■ Instruction
Search the material below for the word "Deterministic" and copy every line in which it occurs.

Begin Records for the task

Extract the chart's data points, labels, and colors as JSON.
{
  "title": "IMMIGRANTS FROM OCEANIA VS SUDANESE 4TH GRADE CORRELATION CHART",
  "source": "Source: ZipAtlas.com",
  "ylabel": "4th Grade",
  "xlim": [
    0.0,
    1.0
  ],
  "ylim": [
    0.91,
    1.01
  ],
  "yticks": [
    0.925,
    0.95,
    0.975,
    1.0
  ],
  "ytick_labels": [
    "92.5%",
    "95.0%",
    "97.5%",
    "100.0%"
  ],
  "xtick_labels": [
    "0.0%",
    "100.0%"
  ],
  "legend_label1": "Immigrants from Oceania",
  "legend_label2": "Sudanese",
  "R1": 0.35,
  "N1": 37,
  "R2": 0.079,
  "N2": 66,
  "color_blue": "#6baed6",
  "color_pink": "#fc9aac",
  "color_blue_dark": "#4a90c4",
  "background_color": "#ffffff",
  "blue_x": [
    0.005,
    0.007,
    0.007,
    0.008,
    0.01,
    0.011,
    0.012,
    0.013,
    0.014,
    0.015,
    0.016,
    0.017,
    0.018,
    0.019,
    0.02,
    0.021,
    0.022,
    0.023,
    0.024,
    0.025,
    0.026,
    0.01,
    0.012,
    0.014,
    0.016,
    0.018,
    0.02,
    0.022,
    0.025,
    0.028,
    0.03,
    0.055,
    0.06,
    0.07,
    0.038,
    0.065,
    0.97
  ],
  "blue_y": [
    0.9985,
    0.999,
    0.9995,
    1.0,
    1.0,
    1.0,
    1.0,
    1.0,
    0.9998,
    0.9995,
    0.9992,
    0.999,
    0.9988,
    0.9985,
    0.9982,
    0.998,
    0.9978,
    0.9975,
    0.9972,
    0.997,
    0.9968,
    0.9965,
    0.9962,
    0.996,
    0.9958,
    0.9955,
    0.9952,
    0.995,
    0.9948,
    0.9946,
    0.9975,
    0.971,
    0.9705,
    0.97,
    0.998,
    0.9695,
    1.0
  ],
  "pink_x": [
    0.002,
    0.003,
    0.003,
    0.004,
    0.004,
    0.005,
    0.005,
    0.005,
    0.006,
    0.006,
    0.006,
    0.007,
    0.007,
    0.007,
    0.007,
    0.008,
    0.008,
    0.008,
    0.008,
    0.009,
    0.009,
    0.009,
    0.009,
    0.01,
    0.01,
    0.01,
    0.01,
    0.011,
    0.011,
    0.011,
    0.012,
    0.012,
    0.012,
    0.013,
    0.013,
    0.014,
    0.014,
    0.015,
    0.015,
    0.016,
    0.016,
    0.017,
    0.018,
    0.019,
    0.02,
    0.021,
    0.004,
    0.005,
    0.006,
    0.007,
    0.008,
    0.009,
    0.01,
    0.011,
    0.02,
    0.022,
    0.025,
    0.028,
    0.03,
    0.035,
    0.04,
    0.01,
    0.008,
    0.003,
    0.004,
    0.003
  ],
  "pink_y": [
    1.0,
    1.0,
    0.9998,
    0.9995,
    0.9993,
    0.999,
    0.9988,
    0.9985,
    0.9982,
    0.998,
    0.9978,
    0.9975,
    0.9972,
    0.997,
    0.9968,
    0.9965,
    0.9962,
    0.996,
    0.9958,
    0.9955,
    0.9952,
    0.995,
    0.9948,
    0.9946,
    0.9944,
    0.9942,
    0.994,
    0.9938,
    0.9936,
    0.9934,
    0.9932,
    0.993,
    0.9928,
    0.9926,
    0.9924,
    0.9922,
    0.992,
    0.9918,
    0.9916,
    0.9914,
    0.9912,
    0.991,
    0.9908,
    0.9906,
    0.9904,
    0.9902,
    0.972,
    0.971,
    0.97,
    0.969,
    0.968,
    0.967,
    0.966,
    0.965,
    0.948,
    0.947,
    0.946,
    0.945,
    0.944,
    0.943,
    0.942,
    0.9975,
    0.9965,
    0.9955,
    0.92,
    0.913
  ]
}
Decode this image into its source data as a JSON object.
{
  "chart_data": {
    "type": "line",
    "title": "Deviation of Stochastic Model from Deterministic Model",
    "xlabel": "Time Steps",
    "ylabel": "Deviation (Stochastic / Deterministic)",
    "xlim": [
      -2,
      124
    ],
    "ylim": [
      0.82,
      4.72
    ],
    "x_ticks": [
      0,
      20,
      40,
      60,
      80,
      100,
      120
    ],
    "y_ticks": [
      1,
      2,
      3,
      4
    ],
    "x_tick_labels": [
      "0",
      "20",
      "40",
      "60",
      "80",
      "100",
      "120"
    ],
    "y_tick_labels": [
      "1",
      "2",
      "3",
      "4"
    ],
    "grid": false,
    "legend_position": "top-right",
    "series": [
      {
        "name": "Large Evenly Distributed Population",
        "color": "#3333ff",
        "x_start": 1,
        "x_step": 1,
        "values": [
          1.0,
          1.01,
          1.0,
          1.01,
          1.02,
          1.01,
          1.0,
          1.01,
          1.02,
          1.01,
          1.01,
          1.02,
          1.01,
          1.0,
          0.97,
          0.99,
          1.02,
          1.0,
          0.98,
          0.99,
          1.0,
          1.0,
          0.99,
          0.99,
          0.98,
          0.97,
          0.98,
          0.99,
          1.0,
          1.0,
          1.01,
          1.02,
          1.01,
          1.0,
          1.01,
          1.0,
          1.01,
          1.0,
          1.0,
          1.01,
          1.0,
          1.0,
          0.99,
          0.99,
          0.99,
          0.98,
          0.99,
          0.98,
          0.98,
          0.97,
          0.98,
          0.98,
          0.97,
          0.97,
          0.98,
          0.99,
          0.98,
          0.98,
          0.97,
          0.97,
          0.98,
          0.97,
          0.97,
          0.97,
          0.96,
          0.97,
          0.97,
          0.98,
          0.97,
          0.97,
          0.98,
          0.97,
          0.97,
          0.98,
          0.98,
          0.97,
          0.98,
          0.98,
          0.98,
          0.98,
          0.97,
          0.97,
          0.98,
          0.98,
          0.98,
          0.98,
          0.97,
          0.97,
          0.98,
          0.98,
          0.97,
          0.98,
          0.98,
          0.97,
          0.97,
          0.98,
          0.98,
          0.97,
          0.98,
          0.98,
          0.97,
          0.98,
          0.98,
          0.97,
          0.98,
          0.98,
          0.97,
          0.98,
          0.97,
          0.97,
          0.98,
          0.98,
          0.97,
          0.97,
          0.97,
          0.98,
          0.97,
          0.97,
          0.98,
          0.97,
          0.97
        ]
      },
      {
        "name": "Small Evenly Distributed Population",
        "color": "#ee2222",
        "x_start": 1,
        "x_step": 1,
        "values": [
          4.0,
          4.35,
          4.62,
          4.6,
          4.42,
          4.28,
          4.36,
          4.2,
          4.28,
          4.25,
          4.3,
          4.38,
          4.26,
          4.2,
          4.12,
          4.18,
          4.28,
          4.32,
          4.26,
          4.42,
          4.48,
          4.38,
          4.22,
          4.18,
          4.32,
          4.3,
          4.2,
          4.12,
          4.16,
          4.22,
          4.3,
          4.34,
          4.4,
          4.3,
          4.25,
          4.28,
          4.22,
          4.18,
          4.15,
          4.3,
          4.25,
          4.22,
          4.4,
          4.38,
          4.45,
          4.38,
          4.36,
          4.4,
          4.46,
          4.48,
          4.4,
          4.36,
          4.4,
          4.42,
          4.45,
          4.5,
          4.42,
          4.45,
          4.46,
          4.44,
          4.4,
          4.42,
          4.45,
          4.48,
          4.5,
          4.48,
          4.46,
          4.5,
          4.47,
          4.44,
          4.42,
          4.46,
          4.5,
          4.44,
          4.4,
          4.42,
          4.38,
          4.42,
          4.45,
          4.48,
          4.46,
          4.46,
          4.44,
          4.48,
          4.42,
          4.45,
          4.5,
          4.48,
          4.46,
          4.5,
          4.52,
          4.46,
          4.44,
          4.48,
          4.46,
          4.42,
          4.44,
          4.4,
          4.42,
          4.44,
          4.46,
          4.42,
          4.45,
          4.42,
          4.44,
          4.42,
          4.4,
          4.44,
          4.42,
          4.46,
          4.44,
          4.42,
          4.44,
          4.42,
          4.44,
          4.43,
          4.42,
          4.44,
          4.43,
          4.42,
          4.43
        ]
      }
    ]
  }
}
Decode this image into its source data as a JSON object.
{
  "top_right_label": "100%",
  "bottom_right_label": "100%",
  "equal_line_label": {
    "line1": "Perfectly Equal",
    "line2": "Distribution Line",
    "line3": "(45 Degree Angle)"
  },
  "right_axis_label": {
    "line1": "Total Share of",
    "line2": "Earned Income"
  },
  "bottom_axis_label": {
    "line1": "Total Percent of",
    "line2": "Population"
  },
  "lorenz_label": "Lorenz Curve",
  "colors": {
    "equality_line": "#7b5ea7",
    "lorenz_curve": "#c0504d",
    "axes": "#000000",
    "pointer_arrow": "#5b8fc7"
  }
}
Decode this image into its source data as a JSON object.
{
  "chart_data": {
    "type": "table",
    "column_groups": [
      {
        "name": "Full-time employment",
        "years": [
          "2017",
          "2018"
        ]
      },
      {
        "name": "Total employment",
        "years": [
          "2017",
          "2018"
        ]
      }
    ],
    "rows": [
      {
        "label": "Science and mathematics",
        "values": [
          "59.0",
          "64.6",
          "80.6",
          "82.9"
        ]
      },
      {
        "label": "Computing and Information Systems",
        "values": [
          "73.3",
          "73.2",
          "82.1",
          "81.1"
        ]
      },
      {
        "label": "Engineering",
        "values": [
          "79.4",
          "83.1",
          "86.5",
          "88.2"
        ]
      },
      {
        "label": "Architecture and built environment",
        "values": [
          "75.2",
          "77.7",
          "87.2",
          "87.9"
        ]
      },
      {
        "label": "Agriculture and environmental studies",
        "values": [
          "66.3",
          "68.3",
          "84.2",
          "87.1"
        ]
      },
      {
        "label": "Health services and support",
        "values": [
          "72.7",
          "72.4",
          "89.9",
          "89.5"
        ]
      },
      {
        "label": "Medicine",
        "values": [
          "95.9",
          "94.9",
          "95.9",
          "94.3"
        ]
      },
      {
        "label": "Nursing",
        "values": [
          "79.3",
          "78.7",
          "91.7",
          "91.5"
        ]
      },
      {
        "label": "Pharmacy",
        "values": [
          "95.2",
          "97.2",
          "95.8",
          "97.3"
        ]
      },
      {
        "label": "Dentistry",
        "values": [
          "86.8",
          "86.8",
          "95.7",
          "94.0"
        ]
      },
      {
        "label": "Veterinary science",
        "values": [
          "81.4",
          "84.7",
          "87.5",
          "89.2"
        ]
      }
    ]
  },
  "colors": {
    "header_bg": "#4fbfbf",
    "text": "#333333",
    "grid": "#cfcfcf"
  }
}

End Records for the task

■ Solution to this task
    "title": "Deviation of Stochastic Model from Deterministic Model",
    "ylabel": "Deviation (Stochastic / Deterministic)",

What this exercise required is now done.